# Required task:
Go through the listing and pick out each line with the word "Temperature" in it.

[Chart and figure data]
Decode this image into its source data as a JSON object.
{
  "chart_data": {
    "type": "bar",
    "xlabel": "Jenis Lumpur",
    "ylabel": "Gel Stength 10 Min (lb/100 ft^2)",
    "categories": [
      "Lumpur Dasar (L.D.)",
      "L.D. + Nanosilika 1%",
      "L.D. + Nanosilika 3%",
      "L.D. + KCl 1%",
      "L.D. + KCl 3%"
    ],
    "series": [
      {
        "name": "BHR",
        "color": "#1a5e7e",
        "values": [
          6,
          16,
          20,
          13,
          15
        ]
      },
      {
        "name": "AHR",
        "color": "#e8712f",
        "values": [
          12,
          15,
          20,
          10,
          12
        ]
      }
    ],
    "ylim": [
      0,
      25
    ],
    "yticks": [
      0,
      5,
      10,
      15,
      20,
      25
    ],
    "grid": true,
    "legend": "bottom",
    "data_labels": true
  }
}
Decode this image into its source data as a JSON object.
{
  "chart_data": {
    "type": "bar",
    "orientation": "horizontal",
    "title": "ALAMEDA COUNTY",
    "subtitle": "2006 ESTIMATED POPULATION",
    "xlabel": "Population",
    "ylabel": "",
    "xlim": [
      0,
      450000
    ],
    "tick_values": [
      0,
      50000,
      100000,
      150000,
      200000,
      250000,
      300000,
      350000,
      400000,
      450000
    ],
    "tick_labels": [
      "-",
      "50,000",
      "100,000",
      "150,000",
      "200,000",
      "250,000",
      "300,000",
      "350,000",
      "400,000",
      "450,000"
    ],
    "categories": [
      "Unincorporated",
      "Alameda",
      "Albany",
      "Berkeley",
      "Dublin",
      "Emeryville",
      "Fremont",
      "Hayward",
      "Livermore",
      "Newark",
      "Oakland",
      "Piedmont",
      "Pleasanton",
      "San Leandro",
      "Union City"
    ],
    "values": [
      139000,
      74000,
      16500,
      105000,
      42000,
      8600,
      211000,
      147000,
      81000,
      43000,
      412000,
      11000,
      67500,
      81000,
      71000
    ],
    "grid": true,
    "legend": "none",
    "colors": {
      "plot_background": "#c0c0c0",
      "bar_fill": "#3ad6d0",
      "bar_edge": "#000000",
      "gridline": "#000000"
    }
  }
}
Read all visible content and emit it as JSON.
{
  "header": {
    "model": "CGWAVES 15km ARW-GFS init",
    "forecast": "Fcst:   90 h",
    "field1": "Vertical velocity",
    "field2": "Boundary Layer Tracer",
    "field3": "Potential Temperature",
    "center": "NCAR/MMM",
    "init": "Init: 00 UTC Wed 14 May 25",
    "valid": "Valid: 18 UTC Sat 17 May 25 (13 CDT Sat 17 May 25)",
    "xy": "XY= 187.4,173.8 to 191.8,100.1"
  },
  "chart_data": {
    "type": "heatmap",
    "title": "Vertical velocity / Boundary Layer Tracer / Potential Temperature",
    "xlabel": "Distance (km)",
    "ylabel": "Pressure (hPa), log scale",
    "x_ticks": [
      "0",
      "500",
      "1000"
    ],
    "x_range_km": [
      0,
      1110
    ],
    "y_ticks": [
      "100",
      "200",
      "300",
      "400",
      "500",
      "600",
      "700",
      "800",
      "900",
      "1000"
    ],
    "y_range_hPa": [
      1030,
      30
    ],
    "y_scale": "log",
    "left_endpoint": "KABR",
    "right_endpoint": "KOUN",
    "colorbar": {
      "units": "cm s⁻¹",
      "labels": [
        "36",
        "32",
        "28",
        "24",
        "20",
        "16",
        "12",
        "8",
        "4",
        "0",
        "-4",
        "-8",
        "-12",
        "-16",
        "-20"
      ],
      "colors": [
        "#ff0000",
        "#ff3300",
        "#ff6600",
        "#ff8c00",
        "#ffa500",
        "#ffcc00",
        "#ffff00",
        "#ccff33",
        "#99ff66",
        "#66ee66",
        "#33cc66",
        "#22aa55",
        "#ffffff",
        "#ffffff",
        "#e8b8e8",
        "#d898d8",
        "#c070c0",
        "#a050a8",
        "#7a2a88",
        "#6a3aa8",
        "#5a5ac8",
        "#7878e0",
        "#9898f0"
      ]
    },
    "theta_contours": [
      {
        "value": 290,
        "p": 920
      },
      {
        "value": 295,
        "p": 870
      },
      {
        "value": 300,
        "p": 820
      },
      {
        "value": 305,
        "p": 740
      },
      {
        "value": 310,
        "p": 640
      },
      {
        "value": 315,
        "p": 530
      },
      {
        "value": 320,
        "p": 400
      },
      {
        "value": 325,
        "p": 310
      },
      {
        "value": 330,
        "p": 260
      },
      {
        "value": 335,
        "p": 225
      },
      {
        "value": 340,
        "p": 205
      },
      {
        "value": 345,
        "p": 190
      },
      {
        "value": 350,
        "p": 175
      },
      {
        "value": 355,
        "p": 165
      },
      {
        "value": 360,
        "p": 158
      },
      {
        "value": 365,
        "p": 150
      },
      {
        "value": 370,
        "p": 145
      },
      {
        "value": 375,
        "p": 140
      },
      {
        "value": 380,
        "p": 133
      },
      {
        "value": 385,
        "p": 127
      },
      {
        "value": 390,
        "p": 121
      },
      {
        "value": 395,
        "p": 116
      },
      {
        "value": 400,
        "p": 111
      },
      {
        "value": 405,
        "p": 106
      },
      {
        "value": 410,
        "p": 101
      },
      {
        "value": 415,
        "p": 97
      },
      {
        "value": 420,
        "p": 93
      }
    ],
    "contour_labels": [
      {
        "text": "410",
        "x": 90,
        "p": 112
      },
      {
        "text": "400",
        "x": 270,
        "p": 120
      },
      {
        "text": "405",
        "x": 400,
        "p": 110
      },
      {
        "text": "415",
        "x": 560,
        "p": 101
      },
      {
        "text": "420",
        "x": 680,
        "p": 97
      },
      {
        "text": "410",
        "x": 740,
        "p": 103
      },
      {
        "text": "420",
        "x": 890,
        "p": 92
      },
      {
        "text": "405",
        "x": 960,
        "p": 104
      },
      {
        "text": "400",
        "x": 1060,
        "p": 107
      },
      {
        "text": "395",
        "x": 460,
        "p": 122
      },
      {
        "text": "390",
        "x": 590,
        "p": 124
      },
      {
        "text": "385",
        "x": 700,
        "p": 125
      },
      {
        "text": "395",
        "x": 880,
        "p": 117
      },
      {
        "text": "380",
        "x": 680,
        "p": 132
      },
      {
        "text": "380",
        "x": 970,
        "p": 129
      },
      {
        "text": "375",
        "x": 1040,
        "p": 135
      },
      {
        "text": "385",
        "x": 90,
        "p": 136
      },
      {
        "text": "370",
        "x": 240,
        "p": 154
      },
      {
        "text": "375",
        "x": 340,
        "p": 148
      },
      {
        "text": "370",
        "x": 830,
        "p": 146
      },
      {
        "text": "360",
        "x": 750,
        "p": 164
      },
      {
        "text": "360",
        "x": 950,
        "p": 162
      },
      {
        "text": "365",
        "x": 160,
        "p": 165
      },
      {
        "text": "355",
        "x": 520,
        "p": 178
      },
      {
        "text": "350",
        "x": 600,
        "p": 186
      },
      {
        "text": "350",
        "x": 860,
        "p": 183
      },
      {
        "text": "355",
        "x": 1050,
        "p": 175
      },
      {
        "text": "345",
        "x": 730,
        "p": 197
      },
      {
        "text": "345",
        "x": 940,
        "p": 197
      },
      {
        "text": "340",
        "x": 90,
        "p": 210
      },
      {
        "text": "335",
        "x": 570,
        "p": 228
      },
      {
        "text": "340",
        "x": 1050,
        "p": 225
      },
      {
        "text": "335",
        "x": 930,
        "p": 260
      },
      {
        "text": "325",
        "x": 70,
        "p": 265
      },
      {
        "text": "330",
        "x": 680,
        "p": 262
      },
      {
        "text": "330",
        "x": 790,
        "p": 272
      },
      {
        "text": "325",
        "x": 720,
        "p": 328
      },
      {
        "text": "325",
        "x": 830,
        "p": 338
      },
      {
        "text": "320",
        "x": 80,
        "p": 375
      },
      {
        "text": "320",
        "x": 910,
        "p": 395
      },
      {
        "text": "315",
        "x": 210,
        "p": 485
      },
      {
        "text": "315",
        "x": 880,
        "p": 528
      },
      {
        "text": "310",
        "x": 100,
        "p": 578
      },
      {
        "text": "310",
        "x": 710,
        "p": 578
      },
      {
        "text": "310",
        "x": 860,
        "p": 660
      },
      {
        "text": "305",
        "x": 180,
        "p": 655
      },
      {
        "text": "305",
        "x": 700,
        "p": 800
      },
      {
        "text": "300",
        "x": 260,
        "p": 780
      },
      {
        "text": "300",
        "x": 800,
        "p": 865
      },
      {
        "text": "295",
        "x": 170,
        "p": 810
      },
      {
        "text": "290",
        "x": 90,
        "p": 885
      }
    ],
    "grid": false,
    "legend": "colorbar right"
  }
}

# Written response:
    "field3": "Potential Temperature",
    "title": "Vertical velocity / Boundary Layer Tracer / Potential Temperature",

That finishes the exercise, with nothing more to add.